DO THIS >>
Your output is the line containing "Output a JSON" plus all lines after it to the end of the records, reproduced exactly, with nothing else.

───── DATASET ROWS

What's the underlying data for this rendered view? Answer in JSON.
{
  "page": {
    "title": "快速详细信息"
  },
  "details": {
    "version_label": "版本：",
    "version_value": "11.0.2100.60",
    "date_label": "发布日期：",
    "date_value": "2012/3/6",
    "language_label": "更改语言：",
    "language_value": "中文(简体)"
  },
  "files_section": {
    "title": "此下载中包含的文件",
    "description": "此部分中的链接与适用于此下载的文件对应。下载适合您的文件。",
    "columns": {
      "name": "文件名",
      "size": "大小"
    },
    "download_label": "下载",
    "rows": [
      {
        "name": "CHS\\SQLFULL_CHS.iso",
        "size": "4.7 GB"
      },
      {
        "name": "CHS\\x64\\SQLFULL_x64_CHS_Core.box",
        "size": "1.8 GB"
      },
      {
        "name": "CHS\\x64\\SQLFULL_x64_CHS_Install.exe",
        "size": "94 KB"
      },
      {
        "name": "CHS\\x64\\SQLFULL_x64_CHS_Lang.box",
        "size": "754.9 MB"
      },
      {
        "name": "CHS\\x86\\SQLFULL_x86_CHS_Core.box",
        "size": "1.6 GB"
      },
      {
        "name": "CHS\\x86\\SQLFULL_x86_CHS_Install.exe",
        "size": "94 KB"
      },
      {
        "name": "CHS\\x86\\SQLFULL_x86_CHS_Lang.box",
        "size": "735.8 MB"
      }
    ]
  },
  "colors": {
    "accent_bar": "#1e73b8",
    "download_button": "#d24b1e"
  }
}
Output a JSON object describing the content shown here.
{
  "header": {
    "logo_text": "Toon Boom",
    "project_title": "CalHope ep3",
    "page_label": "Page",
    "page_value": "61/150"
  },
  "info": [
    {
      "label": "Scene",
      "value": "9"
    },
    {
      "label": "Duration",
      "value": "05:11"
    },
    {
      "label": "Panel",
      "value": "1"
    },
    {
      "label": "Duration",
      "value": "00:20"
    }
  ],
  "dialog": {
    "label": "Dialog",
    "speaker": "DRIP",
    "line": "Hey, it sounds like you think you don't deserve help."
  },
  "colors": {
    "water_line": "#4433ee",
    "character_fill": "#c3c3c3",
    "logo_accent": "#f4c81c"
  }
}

──────────

PROBLEM SOLUTION >>
Output a JSON object describing the content shown here.
{
  "header": {
    "logo_text": "Toon Boom",
    "project_title": "CalHope ep3",
    "page_label": "Page",
    "page_value": "61/150"
  },
  "info": [
    {
      "label": "Scene",
      "value": "9"
    },
    {
      "label": "Duration",
      "value": "05:11"
    },
    {
      "label": "Panel",
      "value": "1"
    },
    {
      "label": "Duration",
      "value": "00:20"
    }
  ],
  "dialog": {
    "label": "Dialog",
    "speaker": "DRIP",
    "line": "Hey, it sounds like you think you don't deserve help."
  },
  "colors": {
    "water_line": "#4433ee",
    "character_fill": "#c3c3c3",
    "logo_accent": "#f4c81c"
  }
}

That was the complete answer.